:: The data ::
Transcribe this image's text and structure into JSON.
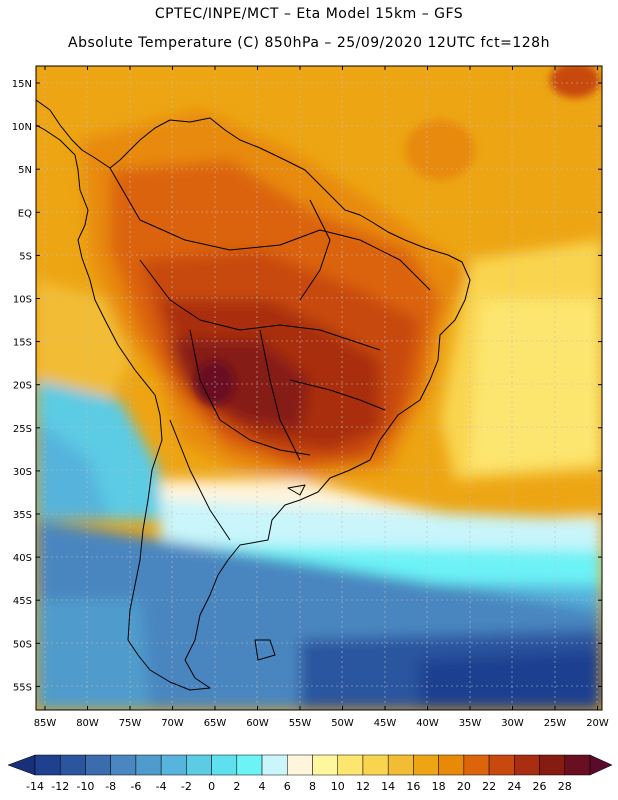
{
  "header": {
    "line1": "CPTEC/INPE/MCT –  Eta Model 15km – GFS",
    "line2": "Absolute Temperature (C) 850hPa – 25/09/2020 12UTC fct=128h"
  },
  "map": {
    "lat_labels": [
      "15N",
      "10N",
      "5N",
      "EQ",
      "5S",
      "10S",
      "15S",
      "20S",
      "25S",
      "30S",
      "35S",
      "40S",
      "45S",
      "50S",
      "55S"
    ],
    "lon_labels": [
      "85W",
      "80W",
      "75W",
      "70W",
      "65W",
      "60W",
      "55W",
      "50W",
      "45W",
      "40W",
      "35W",
      "30W",
      "25W",
      "20W"
    ]
  },
  "colorbar": {
    "labels": [
      "-14",
      "-12",
      "-10",
      "-8",
      "-6",
      "-4",
      "-2",
      "0",
      "2",
      "4",
      "6",
      "8",
      "10",
      "12",
      "14",
      "16",
      "18",
      "20",
      "22",
      "24",
      "26",
      "28"
    ],
    "colors": [
      "#1f3f8f",
      "#2b559f",
      "#3a6cae",
      "#4a86c0",
      "#4f9ccc",
      "#57b4dc",
      "#5ccbe4",
      "#5fe0ee",
      "#6cf3f6",
      "#c9f5fb",
      "#fff4dc",
      "#fff79e",
      "#fde66f",
      "#f9d54f",
      "#f2bd35",
      "#eda514",
      "#e88a08",
      "#dc640a",
      "#c8480d",
      "#a92d10",
      "#861b12",
      "#6a0f22"
    ],
    "min_color": "#1a2f7a",
    "max_color": "#5a0a2a"
  }
}
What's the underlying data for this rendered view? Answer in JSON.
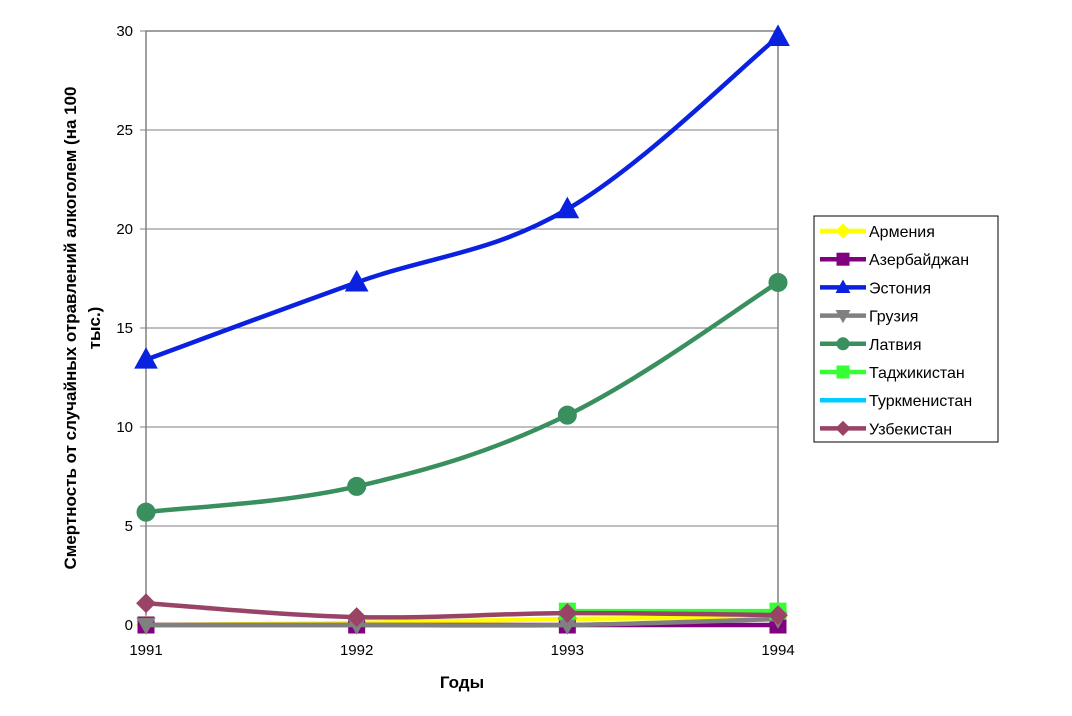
{
  "chart_data": {
    "type": "line",
    "title": "",
    "xlabel": "Годы",
    "ylabel": "Смертность от случайных отравлений алкоголем (на 100 тыс.)",
    "ylabel_lines": [
      "Смертность от случайных отравлений алкоголем (на 100",
      "тыс.)"
    ],
    "categories": [
      "1991",
      "1992",
      "1993",
      "1994"
    ],
    "ylim": [
      0,
      30
    ],
    "yticks": [
      "0",
      "5",
      "10",
      "15",
      "20",
      "25",
      "30"
    ],
    "grid": "horizontal",
    "legend_position": "right",
    "series": [
      {
        "name": "Армения",
        "color": "#ffff00",
        "marker": "diamond",
        "values": [
          0.0,
          0.1,
          0.3,
          0.4
        ]
      },
      {
        "name": "Азербайджан",
        "color": "#800080",
        "marker": "square",
        "values": [
          0.0,
          0.0,
          0.0,
          0.0
        ]
      },
      {
        "name": "Эстония",
        "color": "#0a22e0",
        "marker": "triangle",
        "values": [
          13.4,
          17.3,
          21.0,
          29.7
        ]
      },
      {
        "name": "Грузия",
        "color": "#808080",
        "marker": "triangle-down",
        "values": [
          0.0,
          0.0,
          0.0,
          0.3
        ]
      },
      {
        "name": "Латвия",
        "color": "#3a8f5e",
        "marker": "circle",
        "values": [
          5.7,
          7.0,
          10.6,
          17.3
        ]
      },
      {
        "name": "Таджикистан",
        "color": "#33ff33",
        "marker": "square",
        "values": [
          null,
          null,
          0.7,
          0.7
        ]
      },
      {
        "name": "Туркменистан",
        "color": "#00ccff",
        "marker": "none",
        "values": [
          null,
          null,
          null,
          null
        ]
      },
      {
        "name": "Узбекистан",
        "color": "#994466",
        "marker": "diamond",
        "values": [
          1.1,
          0.4,
          0.6,
          0.5
        ]
      }
    ]
  }
}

:: Aim of the task ::
Write out every line of the preceding listing that contains "отравлений".

:: Expected answer ::
    "ylabel": "Смертность от случайных отравлений алкоголем (на 100 тыс.)",
      "Смертность от случайных отравлений алкоголем (на 100",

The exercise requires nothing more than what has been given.